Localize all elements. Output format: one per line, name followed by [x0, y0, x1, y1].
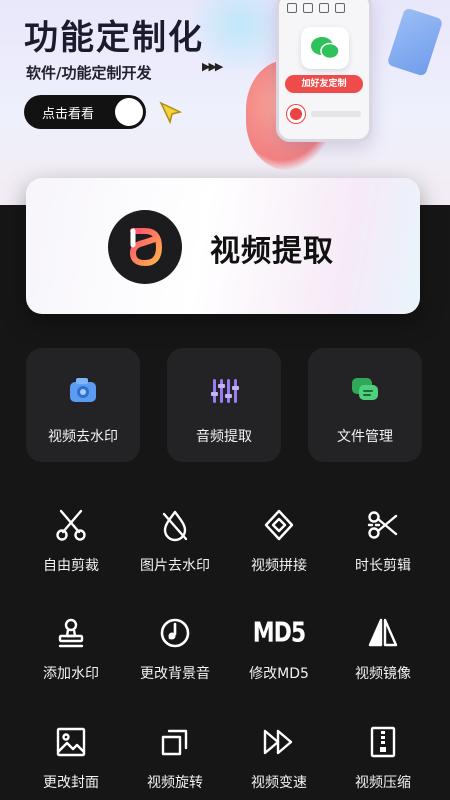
- feature-label: 音频提取: [196, 429, 252, 445]
- phone-illustration: 加好友定制: [276, 0, 372, 142]
- tool-label: 更改背景音: [140, 666, 210, 682]
- video-extract-card[interactable]: 视频提取: [26, 178, 420, 314]
- tool-label: 图片去水印: [140, 558, 210, 574]
- tool-label: 视频变速: [251, 775, 307, 791]
- md5-icon-text: MD5: [252, 617, 306, 649]
- tool-label: 时长剪辑: [355, 558, 411, 574]
- cta-toggle-button[interactable]: 点击看看: [24, 95, 146, 129]
- tool-label: 视频镜像: [355, 666, 411, 682]
- tool-label: 修改MD5: [249, 666, 309, 682]
- stamp-icon: [21, 613, 121, 653]
- zip-icon: [333, 722, 433, 762]
- fast-forward-icon: [229, 722, 329, 762]
- tool-free-crop[interactable]: 自由剪裁: [21, 505, 121, 595]
- phone-add-friend-button: 加好友定制: [285, 75, 363, 93]
- tool-image-watermark-removal[interactable]: 图片去水印: [125, 505, 225, 595]
- hero-title: 视频提取: [210, 234, 334, 269]
- phone-bar: [311, 111, 361, 117]
- tool-label: 自由剪裁: [43, 558, 99, 574]
- cut-timeline-icon: [333, 505, 433, 545]
- scissors-icon: [21, 505, 121, 545]
- tool-label: 添加水印: [43, 666, 99, 682]
- tool-video-merge[interactable]: 视频拼接: [229, 505, 329, 595]
- promo-banner[interactable]: 功能定制化 软件/功能定制开发 ▶▶▶ 点击看看 加好友定制: [0, 0, 450, 205]
- feature-label: 文件管理: [337, 429, 393, 445]
- feature-card-audio-extract[interactable]: 音频提取: [167, 348, 281, 462]
- tool-modify-md5[interactable]: MD5 修改MD5: [229, 613, 329, 703]
- tool-change-bgm[interactable]: 更改背景音: [125, 613, 225, 703]
- tool-change-cover[interactable]: 更改封面: [21, 722, 121, 800]
- banner-subtitle: 软件/功能定制开发: [26, 64, 152, 82]
- tablet-illustration: [386, 7, 444, 77]
- arrows-icon: ▶▶▶: [202, 60, 223, 73]
- record-icon: [287, 105, 305, 123]
- app-logo-icon: [108, 210, 182, 284]
- music-clock-icon: [125, 613, 225, 653]
- banner-title: 功能定制化: [24, 18, 204, 58]
- feature-card-watermark-removal[interactable]: 视频去水印: [26, 348, 140, 462]
- feature-label: 视频去水印: [48, 429, 118, 445]
- tool-video-mirror[interactable]: 视频镜像: [333, 613, 433, 703]
- image-icon: [21, 722, 121, 762]
- equalizer-icon: [167, 376, 281, 410]
- phone-status-icons: [287, 3, 345, 13]
- tool-label: 更改封面: [43, 775, 99, 791]
- no-drop-icon: [125, 505, 225, 545]
- merge-diamond-icon: [229, 505, 329, 545]
- tool-video-speed[interactable]: 视频变速: [229, 722, 329, 800]
- mirror-icon: [333, 613, 433, 653]
- wechat-icon: [301, 27, 349, 69]
- tool-label: 视频拼接: [251, 558, 307, 574]
- cta-label: 点击看看: [42, 107, 95, 122]
- cursor-icon: [159, 101, 183, 125]
- camera-icon: [26, 376, 140, 408]
- chat-folder-icon: [308, 376, 422, 408]
- md5-icon: MD5: [229, 613, 329, 653]
- feature-card-file-manager[interactable]: 文件管理: [308, 348, 422, 462]
- tool-add-watermark[interactable]: 添加水印: [21, 613, 121, 703]
- rotate-icon: [125, 722, 225, 762]
- tool-label: 视频压缩: [355, 775, 411, 791]
- tool-label: 视频旋转: [147, 775, 203, 791]
- tool-duration-trim[interactable]: 时长剪辑: [333, 505, 433, 595]
- tool-video-rotate[interactable]: 视频旋转: [125, 722, 225, 800]
- tool-video-compress[interactable]: 视频压缩: [333, 722, 433, 800]
- toggle-knob: [115, 98, 143, 126]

WHAT THIS TASK INVOLVES: Reproduce the material above verbatim, line for line, leaving out the picture.

RESPONSE TO THIS EXERCISE:
Localize all elements. Output format: one per line, name followed by [x0, y0, x1, y1].
- feature-label: 音频提取: [196, 429, 252, 445]
- phone-illustration: 加好友定制: [276, 0, 372, 142]
- tool-label: 更改背景音: [140, 666, 210, 682]
- video-extract-card[interactable]: 视频提取: [26, 178, 420, 314]
- tool-label: 图片去水印: [140, 558, 210, 574]
- tool-label: 视频变速: [251, 775, 307, 791]
- md5-icon-text: MD5: [252, 617, 306, 649]
- tool-label: 时长剪辑: [355, 558, 411, 574]
- cta-toggle-button[interactable]: 点击看看: [24, 95, 146, 129]
- tool-label: 视频镜像: [355, 666, 411, 682]
- tool-label: 修改MD5: [249, 666, 309, 682]
- stamp-icon: [21, 613, 121, 653]
- zip-icon: [333, 722, 433, 762]
- fast-forward-icon: [229, 722, 329, 762]
- tool-free-crop[interactable]: 自由剪裁: [21, 505, 121, 595]
- phone-add-friend-button: 加好友定制: [285, 75, 363, 93]
- tool-image-watermark-removal[interactable]: 图片去水印: [125, 505, 225, 595]
- hero-title: 视频提取: [210, 234, 334, 269]
- phone-bar: [311, 111, 361, 117]
- tool-label: 自由剪裁: [43, 558, 99, 574]
- cut-timeline-icon: [333, 505, 433, 545]
- scissors-icon: [21, 505, 121, 545]
- tool-label: 添加水印: [43, 666, 99, 682]
- tool-video-merge[interactable]: 视频拼接: [229, 505, 329, 595]
- promo-banner[interactable]: 功能定制化 软件/功能定制开发 ▶▶▶ 点击看看 加好友定制: [0, 0, 450, 205]
- feature-label: 文件管理: [337, 429, 393, 445]
- feature-card-audio-extract[interactable]: 音频提取: [167, 348, 281, 462]
- tool-modify-md5[interactable]: MD5 修改MD5: [229, 613, 329, 703]
- tool-change-bgm[interactable]: 更改背景音: [125, 613, 225, 703]
- tool-change-cover[interactable]: 更改封面: [21, 722, 121, 800]
- banner-subtitle: 软件/功能定制开发: [26, 64, 152, 82]
- tablet-illustration: [386, 7, 444, 77]
- arrows-icon: ▶▶▶: [202, 60, 223, 73]
- record-icon: [287, 105, 305, 123]
- app-logo-icon: [108, 210, 182, 284]
- music-clock-icon: [125, 613, 225, 653]
- banner-title: 功能定制化: [24, 18, 204, 58]
- feature-card-watermark-removal[interactable]: 视频去水印: [26, 348, 140, 462]
- feature-label: 视频去水印: [48, 429, 118, 445]
- tool-video-mirror[interactable]: 视频镜像: [333, 613, 433, 703]
- image-icon: [21, 722, 121, 762]
- equalizer-icon: [167, 376, 281, 410]
- phone-status-icons: [287, 3, 345, 13]
- tool-label: 更改封面: [43, 775, 99, 791]
- no-drop-icon: [125, 505, 225, 545]
- merge-diamond-icon: [229, 505, 329, 545]
- tool-video-speed[interactable]: 视频变速: [229, 722, 329, 800]
- mirror-icon: [333, 613, 433, 653]
- wechat-icon: [301, 27, 349, 69]
- tool-label: 视频拼接: [251, 558, 307, 574]
- cta-label: 点击看看: [42, 107, 95, 122]
- cursor-icon: [159, 101, 183, 125]
- camera-icon: [26, 376, 140, 408]
- chat-folder-icon: [308, 376, 422, 408]
- md5-icon: MD5: [229, 613, 329, 653]
- feature-card-file-manager[interactable]: 文件管理: [308, 348, 422, 462]
- tool-add-watermark[interactable]: 添加水印: [21, 613, 121, 703]
- rotate-icon: [125, 722, 225, 762]
- tool-label: 视频压缩: [355, 775, 411, 791]
- tool-label: 视频旋转: [147, 775, 203, 791]
- tool-duration-trim[interactable]: 时长剪辑: [333, 505, 433, 595]
- tool-video-rotate[interactable]: 视频旋转: [125, 722, 225, 800]
- tool-video-compress[interactable]: 视频压缩: [333, 722, 433, 800]
- toggle-knob: [115, 98, 143, 126]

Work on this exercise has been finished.